WORK TO DO – Lift every line from the entries that includes the word "label".

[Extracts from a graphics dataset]
>>>>

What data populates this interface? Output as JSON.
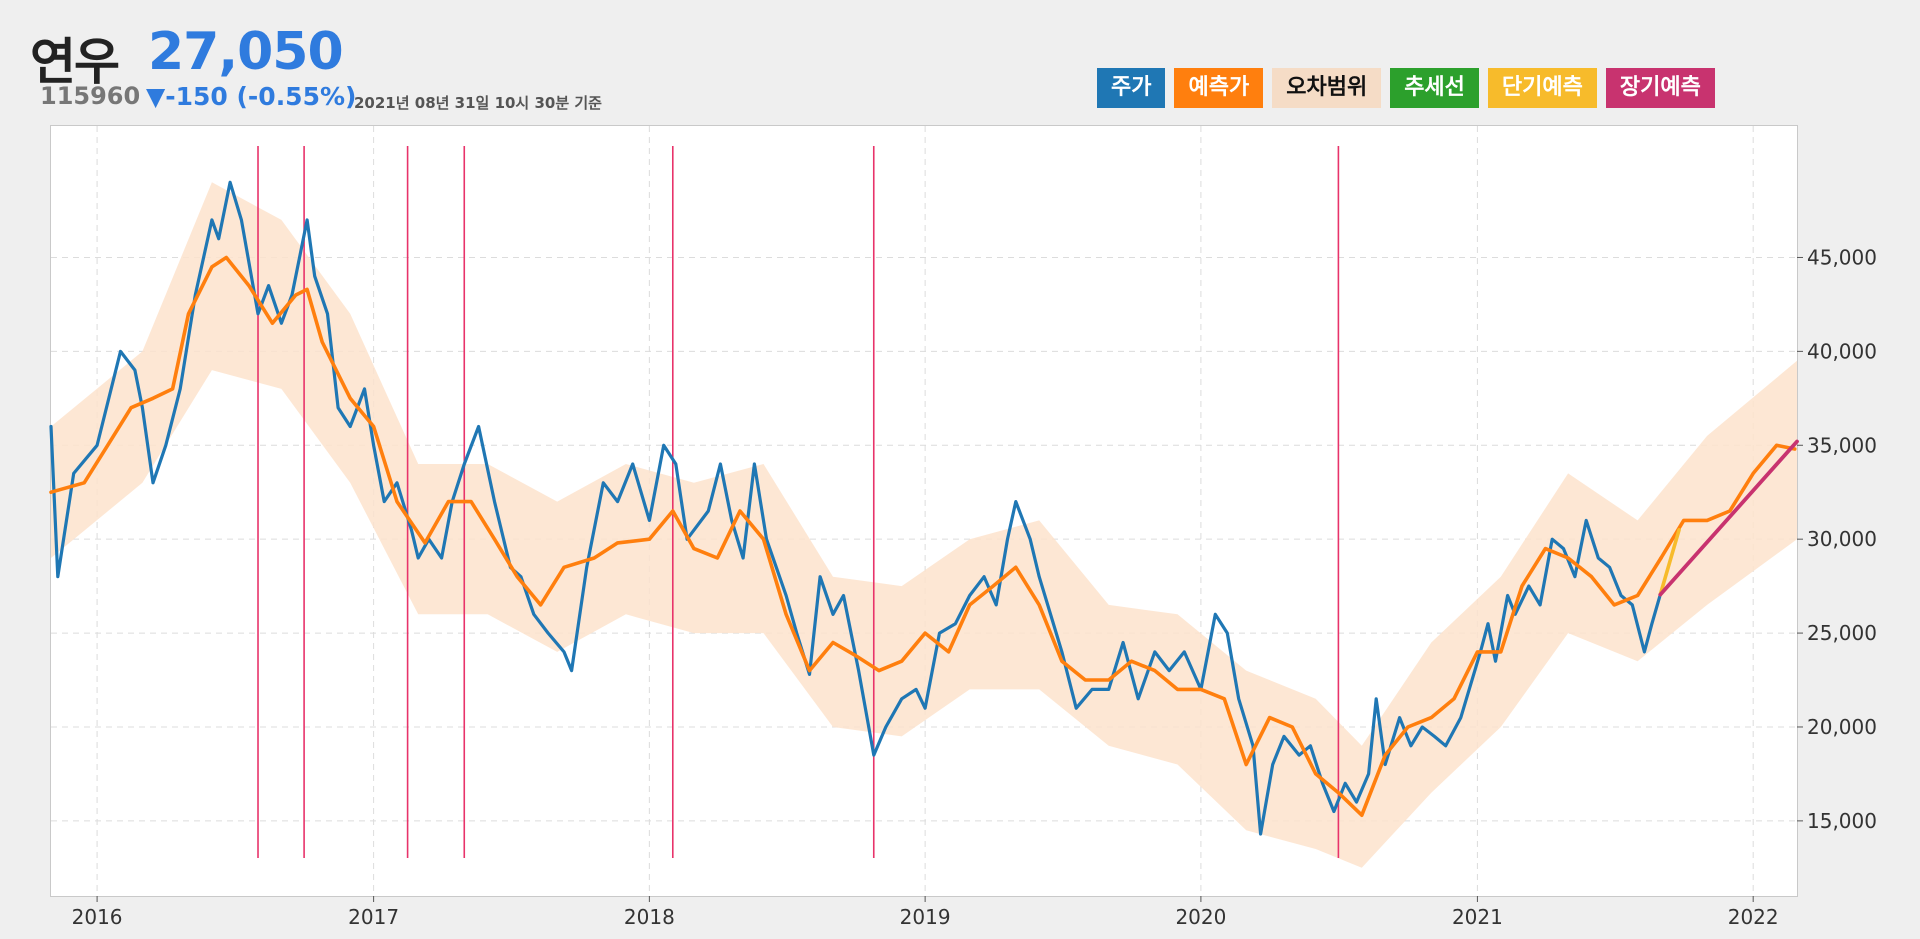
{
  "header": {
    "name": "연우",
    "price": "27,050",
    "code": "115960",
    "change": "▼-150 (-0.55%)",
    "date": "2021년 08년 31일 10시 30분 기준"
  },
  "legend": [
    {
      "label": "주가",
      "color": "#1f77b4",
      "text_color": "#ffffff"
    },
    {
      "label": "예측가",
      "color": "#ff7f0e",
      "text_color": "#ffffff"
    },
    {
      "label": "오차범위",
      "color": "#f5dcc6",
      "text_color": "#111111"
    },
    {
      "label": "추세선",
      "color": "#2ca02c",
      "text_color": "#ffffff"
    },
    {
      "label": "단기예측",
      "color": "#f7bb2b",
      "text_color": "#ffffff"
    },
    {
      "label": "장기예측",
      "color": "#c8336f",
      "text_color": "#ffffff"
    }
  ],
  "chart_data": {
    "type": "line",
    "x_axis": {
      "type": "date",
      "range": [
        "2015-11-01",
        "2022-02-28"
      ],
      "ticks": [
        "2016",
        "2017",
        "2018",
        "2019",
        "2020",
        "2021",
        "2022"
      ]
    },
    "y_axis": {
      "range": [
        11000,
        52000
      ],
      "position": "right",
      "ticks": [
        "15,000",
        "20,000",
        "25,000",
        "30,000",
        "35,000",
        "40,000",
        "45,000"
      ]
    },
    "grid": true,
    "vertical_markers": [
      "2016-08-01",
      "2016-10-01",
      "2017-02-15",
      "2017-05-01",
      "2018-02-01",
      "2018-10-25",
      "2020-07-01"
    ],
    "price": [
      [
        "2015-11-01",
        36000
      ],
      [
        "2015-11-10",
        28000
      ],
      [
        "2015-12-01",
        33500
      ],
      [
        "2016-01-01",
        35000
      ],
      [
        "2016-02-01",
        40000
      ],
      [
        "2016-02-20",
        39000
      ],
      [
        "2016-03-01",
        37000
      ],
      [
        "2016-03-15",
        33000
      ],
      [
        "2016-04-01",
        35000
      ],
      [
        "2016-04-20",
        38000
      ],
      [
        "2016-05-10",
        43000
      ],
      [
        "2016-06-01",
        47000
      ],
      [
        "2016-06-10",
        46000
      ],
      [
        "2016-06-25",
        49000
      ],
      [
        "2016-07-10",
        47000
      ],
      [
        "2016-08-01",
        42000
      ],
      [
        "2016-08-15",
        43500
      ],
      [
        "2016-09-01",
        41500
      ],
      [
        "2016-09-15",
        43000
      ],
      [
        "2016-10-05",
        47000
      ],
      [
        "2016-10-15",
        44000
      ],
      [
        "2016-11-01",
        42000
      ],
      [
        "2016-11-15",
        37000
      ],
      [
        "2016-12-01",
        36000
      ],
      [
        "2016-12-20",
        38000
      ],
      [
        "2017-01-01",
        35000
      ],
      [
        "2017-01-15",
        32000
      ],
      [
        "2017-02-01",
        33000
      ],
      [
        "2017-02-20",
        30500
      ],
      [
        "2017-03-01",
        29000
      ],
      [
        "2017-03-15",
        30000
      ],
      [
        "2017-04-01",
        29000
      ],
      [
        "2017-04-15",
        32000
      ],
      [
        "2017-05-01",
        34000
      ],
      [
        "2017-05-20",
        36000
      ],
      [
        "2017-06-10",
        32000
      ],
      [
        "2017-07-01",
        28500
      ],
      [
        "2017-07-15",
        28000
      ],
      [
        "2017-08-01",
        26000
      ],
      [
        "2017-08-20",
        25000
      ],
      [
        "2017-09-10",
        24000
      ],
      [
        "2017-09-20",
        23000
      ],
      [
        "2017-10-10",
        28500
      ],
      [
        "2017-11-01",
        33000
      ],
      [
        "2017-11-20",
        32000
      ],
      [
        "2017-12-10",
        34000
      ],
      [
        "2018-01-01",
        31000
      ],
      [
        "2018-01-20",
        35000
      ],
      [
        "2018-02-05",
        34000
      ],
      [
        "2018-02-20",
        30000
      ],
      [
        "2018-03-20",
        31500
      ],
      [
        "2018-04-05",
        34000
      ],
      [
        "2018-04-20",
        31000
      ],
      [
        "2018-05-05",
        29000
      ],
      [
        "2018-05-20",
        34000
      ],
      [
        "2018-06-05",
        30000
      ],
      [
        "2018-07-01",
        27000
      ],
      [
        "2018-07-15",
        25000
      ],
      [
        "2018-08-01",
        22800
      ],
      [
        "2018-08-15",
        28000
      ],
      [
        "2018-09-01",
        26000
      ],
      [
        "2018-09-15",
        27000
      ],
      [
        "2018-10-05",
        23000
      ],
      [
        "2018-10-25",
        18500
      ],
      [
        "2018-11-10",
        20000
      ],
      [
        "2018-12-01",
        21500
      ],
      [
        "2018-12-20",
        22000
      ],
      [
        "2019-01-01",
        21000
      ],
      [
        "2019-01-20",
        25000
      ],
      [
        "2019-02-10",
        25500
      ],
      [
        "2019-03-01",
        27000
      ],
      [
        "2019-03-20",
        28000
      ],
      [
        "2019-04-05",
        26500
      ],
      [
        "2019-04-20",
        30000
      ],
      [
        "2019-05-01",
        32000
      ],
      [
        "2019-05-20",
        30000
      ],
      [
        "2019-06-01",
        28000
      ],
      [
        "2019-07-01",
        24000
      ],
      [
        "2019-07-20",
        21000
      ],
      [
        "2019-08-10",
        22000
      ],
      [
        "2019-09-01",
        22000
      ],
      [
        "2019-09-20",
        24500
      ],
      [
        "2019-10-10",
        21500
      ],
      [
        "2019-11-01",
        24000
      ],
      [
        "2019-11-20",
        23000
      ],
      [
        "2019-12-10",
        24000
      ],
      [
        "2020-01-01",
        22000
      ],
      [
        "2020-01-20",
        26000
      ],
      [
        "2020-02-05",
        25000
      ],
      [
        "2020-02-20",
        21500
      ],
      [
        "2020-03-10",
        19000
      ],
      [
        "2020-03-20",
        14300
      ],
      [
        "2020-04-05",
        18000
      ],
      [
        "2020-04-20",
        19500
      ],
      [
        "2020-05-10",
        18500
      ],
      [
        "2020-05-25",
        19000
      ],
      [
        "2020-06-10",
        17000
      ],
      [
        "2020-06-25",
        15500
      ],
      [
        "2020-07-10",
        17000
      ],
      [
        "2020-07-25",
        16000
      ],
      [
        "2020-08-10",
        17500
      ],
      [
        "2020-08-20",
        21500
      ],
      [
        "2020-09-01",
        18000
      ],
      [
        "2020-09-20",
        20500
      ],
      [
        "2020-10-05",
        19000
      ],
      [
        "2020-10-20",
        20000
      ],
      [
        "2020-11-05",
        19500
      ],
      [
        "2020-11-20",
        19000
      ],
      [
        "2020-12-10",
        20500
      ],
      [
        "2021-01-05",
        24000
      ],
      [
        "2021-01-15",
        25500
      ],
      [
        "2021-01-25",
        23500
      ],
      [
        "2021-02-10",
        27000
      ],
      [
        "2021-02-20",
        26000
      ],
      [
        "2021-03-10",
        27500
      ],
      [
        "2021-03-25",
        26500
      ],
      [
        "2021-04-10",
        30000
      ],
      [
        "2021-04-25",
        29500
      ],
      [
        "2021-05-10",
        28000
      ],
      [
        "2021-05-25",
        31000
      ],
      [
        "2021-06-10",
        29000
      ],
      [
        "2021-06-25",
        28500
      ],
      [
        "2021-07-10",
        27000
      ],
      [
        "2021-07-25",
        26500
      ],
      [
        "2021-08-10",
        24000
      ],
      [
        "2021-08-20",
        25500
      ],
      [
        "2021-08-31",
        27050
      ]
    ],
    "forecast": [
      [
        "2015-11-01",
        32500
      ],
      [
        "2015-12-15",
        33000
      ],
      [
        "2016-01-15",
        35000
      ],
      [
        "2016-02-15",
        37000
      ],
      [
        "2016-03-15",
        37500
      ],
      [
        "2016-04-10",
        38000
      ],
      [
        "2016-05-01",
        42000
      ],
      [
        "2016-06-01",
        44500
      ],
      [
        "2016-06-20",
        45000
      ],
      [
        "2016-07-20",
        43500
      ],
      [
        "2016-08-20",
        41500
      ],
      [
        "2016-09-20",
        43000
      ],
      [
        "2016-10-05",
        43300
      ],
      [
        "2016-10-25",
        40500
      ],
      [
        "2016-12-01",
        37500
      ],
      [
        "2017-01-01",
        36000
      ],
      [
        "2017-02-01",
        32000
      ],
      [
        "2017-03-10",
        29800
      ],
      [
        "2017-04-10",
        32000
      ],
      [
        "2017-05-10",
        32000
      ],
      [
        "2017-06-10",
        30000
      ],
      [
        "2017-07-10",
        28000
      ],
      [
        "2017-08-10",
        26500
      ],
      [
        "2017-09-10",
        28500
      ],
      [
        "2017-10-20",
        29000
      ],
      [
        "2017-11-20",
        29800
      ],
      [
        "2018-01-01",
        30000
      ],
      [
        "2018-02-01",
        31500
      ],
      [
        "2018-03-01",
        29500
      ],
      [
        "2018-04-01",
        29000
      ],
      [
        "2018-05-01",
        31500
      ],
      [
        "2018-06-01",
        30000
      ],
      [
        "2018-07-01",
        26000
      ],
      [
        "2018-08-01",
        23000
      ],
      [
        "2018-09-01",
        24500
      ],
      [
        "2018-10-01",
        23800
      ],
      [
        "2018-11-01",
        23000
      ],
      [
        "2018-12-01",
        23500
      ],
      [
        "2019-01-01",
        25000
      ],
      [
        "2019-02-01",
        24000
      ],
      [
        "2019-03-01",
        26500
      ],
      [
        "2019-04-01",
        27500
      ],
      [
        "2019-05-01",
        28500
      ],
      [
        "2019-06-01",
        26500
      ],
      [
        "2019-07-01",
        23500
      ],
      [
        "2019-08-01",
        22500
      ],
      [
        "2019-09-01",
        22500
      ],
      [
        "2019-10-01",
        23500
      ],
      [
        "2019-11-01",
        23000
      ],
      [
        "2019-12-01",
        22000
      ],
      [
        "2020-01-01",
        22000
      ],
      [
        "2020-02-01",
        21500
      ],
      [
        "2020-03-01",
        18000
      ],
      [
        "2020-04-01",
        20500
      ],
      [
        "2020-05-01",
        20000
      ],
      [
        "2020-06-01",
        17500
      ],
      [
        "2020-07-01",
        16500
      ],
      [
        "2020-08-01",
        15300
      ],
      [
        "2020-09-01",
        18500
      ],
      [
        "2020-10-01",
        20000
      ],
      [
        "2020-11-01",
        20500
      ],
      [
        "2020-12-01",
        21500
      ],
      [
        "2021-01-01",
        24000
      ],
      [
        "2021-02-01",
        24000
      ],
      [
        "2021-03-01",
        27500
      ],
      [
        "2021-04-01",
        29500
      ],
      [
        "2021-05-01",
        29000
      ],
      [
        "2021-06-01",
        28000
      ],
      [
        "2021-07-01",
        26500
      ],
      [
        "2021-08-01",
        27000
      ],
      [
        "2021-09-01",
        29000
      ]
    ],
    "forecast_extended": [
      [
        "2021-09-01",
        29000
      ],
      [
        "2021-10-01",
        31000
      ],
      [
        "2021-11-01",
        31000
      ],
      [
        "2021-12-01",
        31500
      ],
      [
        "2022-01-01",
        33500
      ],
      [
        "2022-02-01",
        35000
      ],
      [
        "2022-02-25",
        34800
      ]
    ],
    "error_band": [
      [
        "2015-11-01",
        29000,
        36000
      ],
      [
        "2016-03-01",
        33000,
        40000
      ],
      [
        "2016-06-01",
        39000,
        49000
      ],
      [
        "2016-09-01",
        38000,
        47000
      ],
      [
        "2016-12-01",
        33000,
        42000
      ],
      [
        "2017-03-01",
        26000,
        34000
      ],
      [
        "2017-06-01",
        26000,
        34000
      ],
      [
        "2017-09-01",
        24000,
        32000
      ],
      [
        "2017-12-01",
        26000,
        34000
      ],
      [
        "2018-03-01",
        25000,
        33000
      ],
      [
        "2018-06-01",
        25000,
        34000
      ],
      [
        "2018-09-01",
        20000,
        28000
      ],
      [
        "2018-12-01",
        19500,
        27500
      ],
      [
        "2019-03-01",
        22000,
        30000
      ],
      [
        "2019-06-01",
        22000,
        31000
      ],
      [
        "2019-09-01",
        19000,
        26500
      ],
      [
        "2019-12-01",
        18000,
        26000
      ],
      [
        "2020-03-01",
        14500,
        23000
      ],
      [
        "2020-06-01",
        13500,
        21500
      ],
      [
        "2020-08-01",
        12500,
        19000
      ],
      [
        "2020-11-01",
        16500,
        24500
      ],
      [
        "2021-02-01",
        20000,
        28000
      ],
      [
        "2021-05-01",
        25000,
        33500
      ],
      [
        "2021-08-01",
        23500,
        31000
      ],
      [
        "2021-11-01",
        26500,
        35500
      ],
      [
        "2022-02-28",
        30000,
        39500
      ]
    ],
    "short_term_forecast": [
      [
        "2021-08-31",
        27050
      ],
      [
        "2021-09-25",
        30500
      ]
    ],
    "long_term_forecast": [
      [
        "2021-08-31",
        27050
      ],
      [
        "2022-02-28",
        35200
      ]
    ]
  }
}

<<<<

EXERCISE ANSWER –
      "label": "주가",
      "label": "예측가",
      "label": "오차범위",
      "label": "추세선",
      "label": "단기예측",
      "label": "장기예측",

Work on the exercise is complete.